====== Data supplied ======

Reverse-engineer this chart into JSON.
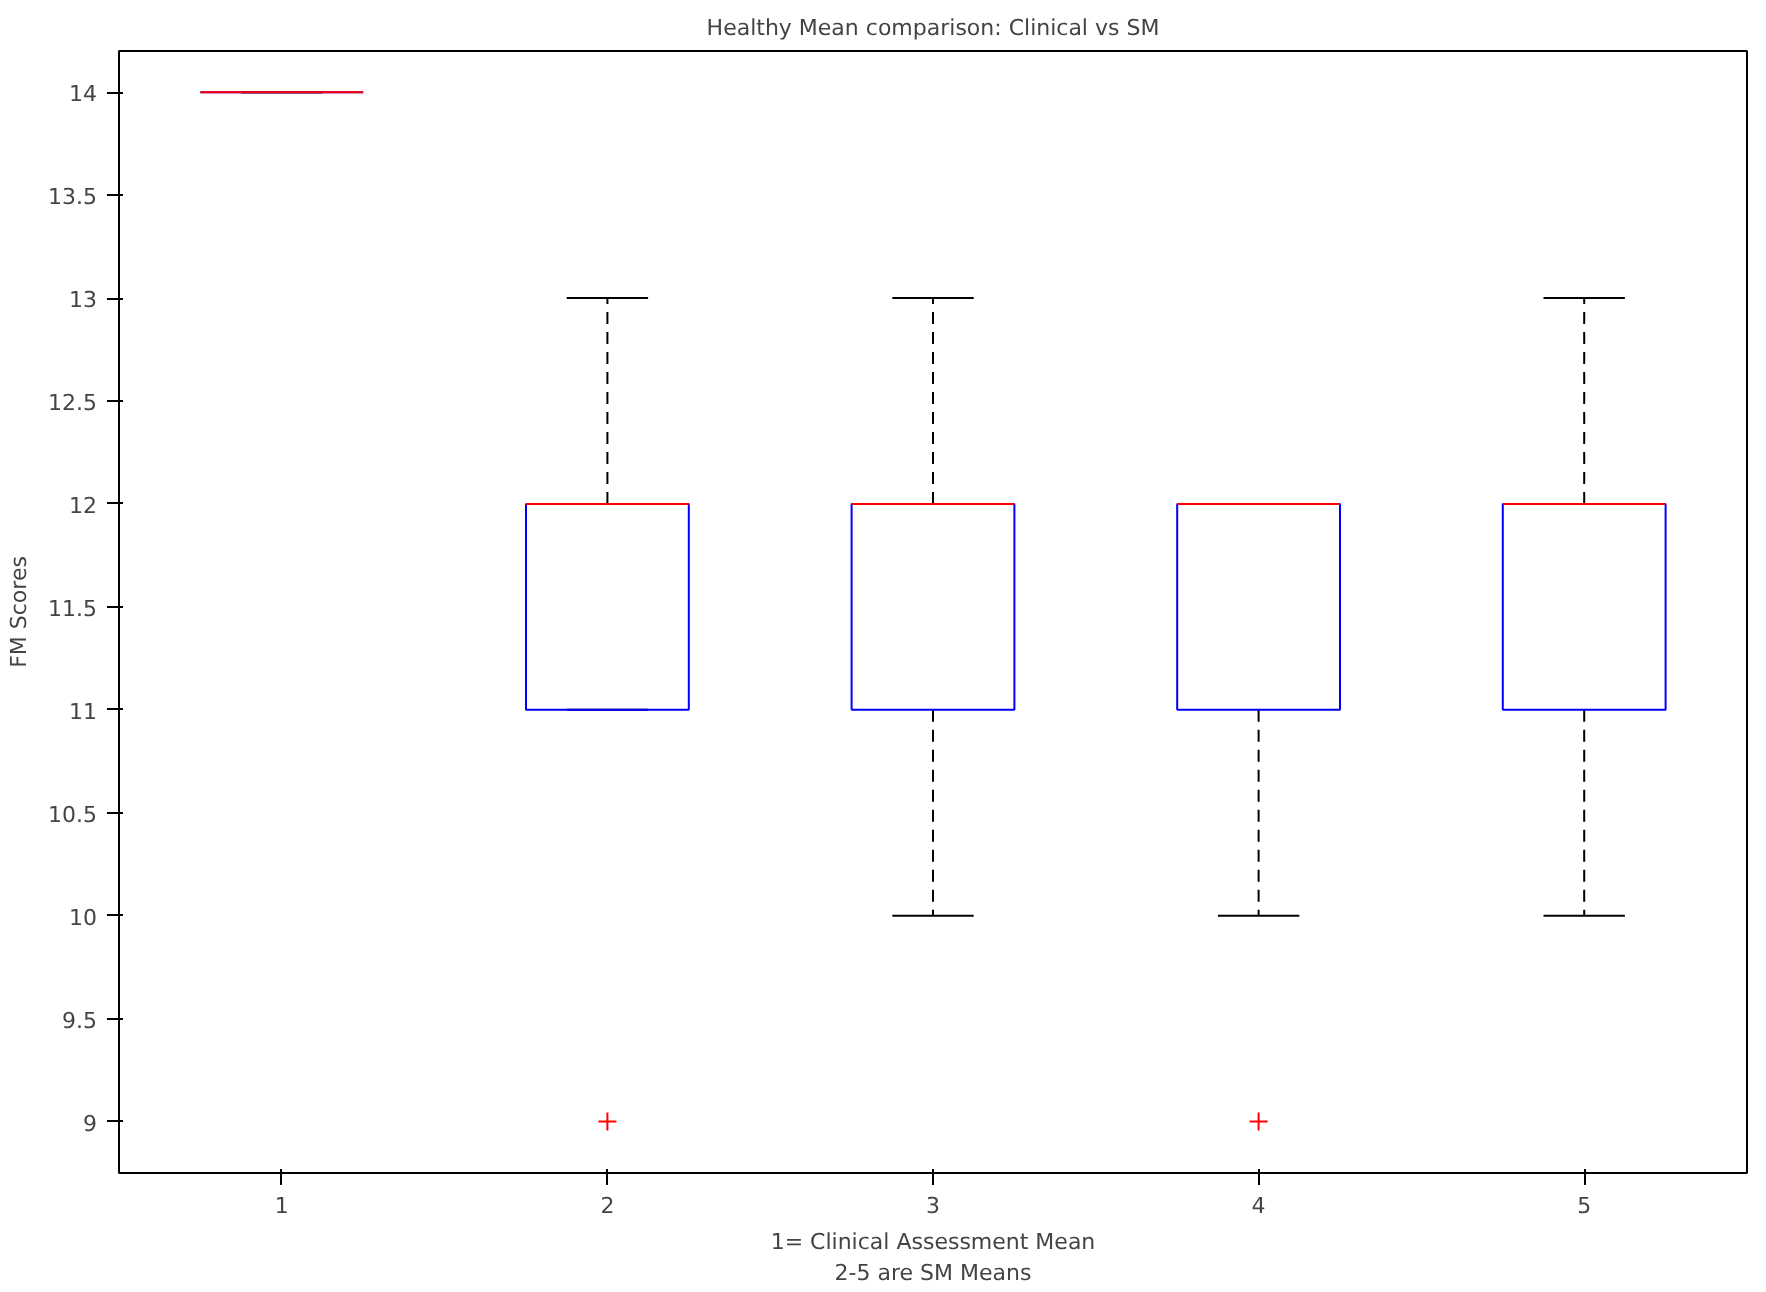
{
  "chart_data": {
    "type": "box",
    "title": "Healthy Mean comparison: Clinical vs SM",
    "xlabel": "1= Clinical Assessment Mean\n2-5 are SM Means",
    "ylabel": "FM Scores",
    "categories": [
      "1",
      "2",
      "3",
      "4",
      "5"
    ],
    "boxes": [
      {
        "low": 14,
        "q1": 14,
        "median": 14,
        "q3": 14,
        "high": 14
      },
      {
        "low": 11,
        "q1": 11,
        "median": 12,
        "q3": 12,
        "high": 13,
        "outliers": [
          9
        ]
      },
      {
        "low": 10,
        "q1": 11,
        "median": 12,
        "q3": 12,
        "high": 13
      },
      {
        "low": 10,
        "q1": 11,
        "median": 12,
        "q3": 12,
        "high": 12,
        "outliers": [
          9
        ]
      },
      {
        "low": 10,
        "q1": 11,
        "median": 12,
        "q3": 12,
        "high": 13
      }
    ],
    "color": "#0000ff",
    "marker": "cross",
    "line_style": "dashed",
    "ylim": [
      8.75,
      14.2
    ],
    "yticks": [
      9,
      9.5,
      10,
      10.5,
      11,
      11.5,
      12,
      12.5,
      13,
      13.5,
      14
    ],
    "grid": false
  }
}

======

- The exercise:
Omit every picture while copying the listing above exactly.

- Complete answer:
Reverse-engineer this chart into JSON.
{
  "chart_data": {
    "type": "box",
    "title": "Healthy Mean comparison: Clinical vs SM",
    "xlabel": "1= Clinical Assessment Mean\n2-5 are SM Means",
    "ylabel": "FM Scores",
    "categories": [
      "1",
      "2",
      "3",
      "4",
      "5"
    ],
    "boxes": [
      {
        "low": 14,
        "q1": 14,
        "median": 14,
        "q3": 14,
        "high": 14
      },
      {
        "low": 11,
        "q1": 11,
        "median": 12,
        "q3": 12,
        "high": 13,
        "outliers": [
          9
        ]
      },
      {
        "low": 10,
        "q1": 11,
        "median": 12,
        "q3": 12,
        "high": 13
      },
      {
        "low": 10,
        "q1": 11,
        "median": 12,
        "q3": 12,
        "high": 12,
        "outliers": [
          9
        ]
      },
      {
        "low": 10,
        "q1": 11,
        "median": 12,
        "q3": 12,
        "high": 13
      }
    ],
    "color": "#0000ff",
    "marker": "cross",
    "line_style": "dashed",
    "ylim": [
      8.75,
      14.2
    ],
    "yticks": [
      9,
      9.5,
      10,
      10.5,
      11,
      11.5,
      12,
      12.5,
      13,
      13.5,
      14
    ],
    "grid": false
  }
}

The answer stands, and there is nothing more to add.